* begin Data in this exercise *
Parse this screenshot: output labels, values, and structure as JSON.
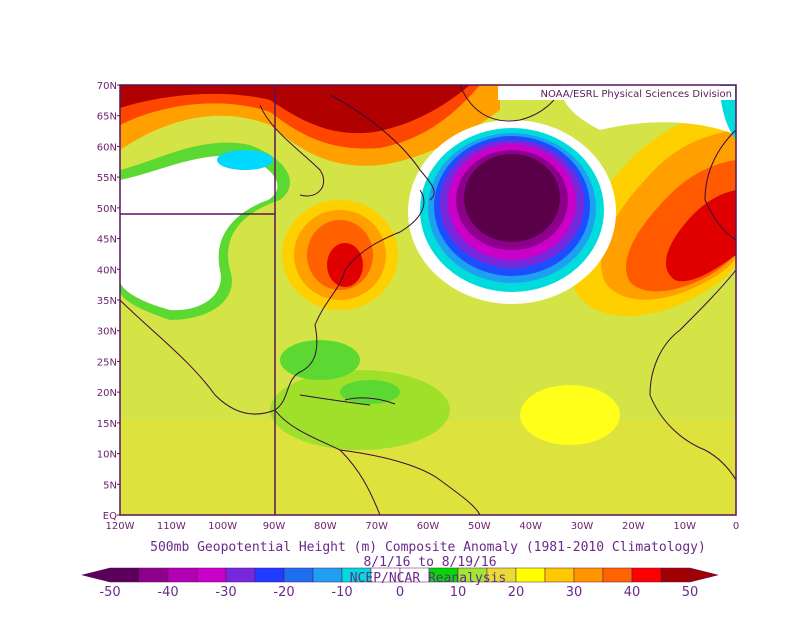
{
  "credit": "NOAA/ESRL Physical Sciences Division",
  "caption": {
    "line1": "500mb Geopotential Height (m) Composite Anomaly (1981-2010 Climatology)",
    "line2": "8/1/16  to 8/19/16",
    "line3": "NCEP/NCAR Reanalysis"
  },
  "lat_labels": [
    "70N",
    "65N",
    "60N",
    "55N",
    "50N",
    "45N",
    "40N",
    "35N",
    "30N",
    "25N",
    "20N",
    "15N",
    "10N",
    "5N",
    "EQ"
  ],
  "lon_labels": [
    "120W",
    "110W",
    "100W",
    "90W",
    "80W",
    "70W",
    "60W",
    "50W",
    "40W",
    "30W",
    "20W",
    "10W",
    "0"
  ],
  "colorbar": {
    "labels": [
      "-50",
      "-40",
      "-30",
      "-20",
      "-10",
      "0",
      "10",
      "20",
      "30",
      "40",
      "50"
    ],
    "colors": [
      "#5a005a",
      "#8c008c",
      "#b400b4",
      "#c800c8",
      "#7828dc",
      "#1e3cff",
      "#1e6ef0",
      "#1ea0f0",
      "#00dcdc",
      "#ffffff",
      "#ffffff",
      "#00dc00",
      "#a0e632",
      "#e6dc32",
      "#ffff00",
      "#ffc800",
      "#ff9600",
      "#ff6400",
      "#ff0000",
      "#a00000"
    ]
  },
  "colors": {
    "border": "#5a145a",
    "coast": "#3a0a3a",
    "background_field": "#d4e446"
  }
}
* end Data in this exercise *
- **Exercise directions**
Leave the pictures out and output the rest of the listing exactly.

- **Answer below**
Parse this screenshot: output labels, values, and structure as JSON.
{
  "credit": "NOAA/ESRL Physical Sciences Division",
  "caption": {
    "line1": "500mb Geopotential Height (m) Composite Anomaly (1981-2010 Climatology)",
    "line2": "8/1/16  to 8/19/16",
    "line3": "NCEP/NCAR Reanalysis"
  },
  "lat_labels": [
    "70N",
    "65N",
    "60N",
    "55N",
    "50N",
    "45N",
    "40N",
    "35N",
    "30N",
    "25N",
    "20N",
    "15N",
    "10N",
    "5N",
    "EQ"
  ],
  "lon_labels": [
    "120W",
    "110W",
    "100W",
    "90W",
    "80W",
    "70W",
    "60W",
    "50W",
    "40W",
    "30W",
    "20W",
    "10W",
    "0"
  ],
  "colorbar": {
    "labels": [
      "-50",
      "-40",
      "-30",
      "-20",
      "-10",
      "0",
      "10",
      "20",
      "30",
      "40",
      "50"
    ],
    "colors": [
      "#5a005a",
      "#8c008c",
      "#b400b4",
      "#c800c8",
      "#7828dc",
      "#1e3cff",
      "#1e6ef0",
      "#1ea0f0",
      "#00dcdc",
      "#ffffff",
      "#ffffff",
      "#00dc00",
      "#a0e632",
      "#e6dc32",
      "#ffff00",
      "#ffc800",
      "#ff9600",
      "#ff6400",
      "#ff0000",
      "#a00000"
    ]
  },
  "colors": {
    "border": "#5a145a",
    "coast": "#3a0a3a",
    "background_field": "#d4e446"
  }
}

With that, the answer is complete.